* START Data in this exercise *
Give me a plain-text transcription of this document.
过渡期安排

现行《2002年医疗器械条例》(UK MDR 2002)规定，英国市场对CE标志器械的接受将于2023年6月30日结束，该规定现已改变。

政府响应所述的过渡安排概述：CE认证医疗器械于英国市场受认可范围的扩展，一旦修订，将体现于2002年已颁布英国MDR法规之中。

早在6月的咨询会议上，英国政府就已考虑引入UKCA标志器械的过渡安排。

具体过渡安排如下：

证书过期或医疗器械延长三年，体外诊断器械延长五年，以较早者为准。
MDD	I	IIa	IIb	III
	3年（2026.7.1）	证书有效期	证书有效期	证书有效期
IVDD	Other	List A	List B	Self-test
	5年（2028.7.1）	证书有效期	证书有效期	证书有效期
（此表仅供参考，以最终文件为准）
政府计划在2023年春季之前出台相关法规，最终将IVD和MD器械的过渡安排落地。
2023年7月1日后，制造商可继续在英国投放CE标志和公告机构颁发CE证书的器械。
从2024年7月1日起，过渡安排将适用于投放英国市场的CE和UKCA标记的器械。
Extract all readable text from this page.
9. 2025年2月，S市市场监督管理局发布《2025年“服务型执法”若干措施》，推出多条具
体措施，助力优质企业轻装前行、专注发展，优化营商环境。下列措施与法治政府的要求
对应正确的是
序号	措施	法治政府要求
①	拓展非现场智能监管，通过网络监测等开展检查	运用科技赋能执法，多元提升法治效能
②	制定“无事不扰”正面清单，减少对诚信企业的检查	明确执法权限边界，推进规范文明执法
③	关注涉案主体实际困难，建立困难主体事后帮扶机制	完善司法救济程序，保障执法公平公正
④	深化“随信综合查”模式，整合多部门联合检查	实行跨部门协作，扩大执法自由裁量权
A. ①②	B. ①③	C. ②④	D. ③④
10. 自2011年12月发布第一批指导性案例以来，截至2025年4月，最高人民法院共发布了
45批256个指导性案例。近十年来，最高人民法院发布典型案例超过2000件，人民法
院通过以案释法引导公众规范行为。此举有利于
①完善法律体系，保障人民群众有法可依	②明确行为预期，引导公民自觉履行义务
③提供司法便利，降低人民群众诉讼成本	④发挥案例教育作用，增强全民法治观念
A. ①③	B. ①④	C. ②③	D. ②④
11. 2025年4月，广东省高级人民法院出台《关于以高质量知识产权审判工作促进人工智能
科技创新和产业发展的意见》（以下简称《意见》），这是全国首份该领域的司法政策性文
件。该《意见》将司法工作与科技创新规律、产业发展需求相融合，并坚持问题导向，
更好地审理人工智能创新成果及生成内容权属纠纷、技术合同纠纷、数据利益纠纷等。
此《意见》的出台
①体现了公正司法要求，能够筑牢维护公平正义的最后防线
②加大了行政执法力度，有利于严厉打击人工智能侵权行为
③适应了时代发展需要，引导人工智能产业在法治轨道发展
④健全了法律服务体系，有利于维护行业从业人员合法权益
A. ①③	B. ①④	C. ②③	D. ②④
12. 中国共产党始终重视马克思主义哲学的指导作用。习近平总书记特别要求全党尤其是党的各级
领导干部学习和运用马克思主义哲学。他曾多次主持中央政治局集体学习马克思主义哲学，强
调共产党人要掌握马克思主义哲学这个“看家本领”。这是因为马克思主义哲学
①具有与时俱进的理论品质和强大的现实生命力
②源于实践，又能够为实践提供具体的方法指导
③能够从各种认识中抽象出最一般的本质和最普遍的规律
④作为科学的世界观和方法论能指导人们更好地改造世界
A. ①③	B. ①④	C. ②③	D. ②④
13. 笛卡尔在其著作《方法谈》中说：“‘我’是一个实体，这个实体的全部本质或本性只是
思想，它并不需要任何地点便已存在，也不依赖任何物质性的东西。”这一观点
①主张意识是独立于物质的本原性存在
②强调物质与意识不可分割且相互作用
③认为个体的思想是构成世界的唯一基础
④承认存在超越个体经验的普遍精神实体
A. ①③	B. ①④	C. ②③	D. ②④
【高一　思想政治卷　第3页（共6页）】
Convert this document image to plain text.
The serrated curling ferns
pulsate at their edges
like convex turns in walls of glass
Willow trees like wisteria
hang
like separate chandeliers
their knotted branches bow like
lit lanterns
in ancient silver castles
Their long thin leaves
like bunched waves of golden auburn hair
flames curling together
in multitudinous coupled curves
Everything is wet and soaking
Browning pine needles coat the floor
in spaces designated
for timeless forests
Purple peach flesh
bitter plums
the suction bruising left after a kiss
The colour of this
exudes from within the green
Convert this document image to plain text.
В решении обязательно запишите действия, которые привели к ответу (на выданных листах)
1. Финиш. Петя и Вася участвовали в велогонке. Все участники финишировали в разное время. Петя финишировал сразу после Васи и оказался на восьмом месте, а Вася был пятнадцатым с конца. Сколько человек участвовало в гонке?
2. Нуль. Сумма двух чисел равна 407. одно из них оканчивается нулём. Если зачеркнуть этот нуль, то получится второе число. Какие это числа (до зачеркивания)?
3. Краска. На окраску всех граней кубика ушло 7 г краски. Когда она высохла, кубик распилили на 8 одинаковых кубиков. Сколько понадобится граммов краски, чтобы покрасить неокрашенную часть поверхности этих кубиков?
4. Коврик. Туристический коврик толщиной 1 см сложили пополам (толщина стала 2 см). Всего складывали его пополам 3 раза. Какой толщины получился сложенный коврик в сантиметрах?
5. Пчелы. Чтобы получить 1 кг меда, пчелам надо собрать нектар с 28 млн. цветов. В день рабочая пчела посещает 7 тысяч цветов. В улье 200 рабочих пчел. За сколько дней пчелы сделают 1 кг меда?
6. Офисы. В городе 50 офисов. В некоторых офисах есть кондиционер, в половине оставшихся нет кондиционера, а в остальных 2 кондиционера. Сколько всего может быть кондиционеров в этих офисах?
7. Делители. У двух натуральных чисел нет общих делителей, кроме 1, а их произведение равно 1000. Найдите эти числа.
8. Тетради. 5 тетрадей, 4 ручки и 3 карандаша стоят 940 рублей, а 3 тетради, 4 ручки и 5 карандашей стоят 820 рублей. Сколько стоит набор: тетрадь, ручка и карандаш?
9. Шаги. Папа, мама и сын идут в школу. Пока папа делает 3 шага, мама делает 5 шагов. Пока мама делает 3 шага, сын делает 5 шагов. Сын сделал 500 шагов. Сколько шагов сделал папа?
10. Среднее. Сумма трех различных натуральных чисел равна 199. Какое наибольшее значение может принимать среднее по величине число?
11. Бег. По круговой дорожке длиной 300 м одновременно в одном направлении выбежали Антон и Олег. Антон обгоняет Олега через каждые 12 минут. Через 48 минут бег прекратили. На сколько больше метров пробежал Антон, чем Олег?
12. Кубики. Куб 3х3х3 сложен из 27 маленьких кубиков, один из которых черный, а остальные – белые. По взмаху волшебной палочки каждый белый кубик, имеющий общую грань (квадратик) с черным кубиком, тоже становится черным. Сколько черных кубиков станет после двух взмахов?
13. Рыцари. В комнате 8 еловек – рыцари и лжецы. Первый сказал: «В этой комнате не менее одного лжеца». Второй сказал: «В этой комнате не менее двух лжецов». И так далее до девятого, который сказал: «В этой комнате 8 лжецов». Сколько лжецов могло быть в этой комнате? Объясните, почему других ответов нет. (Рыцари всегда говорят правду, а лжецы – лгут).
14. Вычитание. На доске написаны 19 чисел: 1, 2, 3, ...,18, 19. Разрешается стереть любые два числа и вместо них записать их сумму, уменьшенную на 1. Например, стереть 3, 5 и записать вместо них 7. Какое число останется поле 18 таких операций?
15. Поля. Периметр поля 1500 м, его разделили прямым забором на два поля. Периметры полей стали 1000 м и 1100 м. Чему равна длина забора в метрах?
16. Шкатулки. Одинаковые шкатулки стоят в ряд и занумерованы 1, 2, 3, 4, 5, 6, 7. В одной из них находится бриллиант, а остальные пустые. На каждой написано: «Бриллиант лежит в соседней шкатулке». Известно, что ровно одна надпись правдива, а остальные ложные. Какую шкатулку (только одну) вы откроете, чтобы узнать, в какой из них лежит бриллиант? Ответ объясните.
* END Data in this exercise *
▸ **What is asked**:
From the entries above, copy each line holding "text".

▸ **Solution to this exercise**:
Give me a plain-text transcription of this document.
Extract all readable text from this page.
Convert this document image to plain text.
Convert this document image to plain text.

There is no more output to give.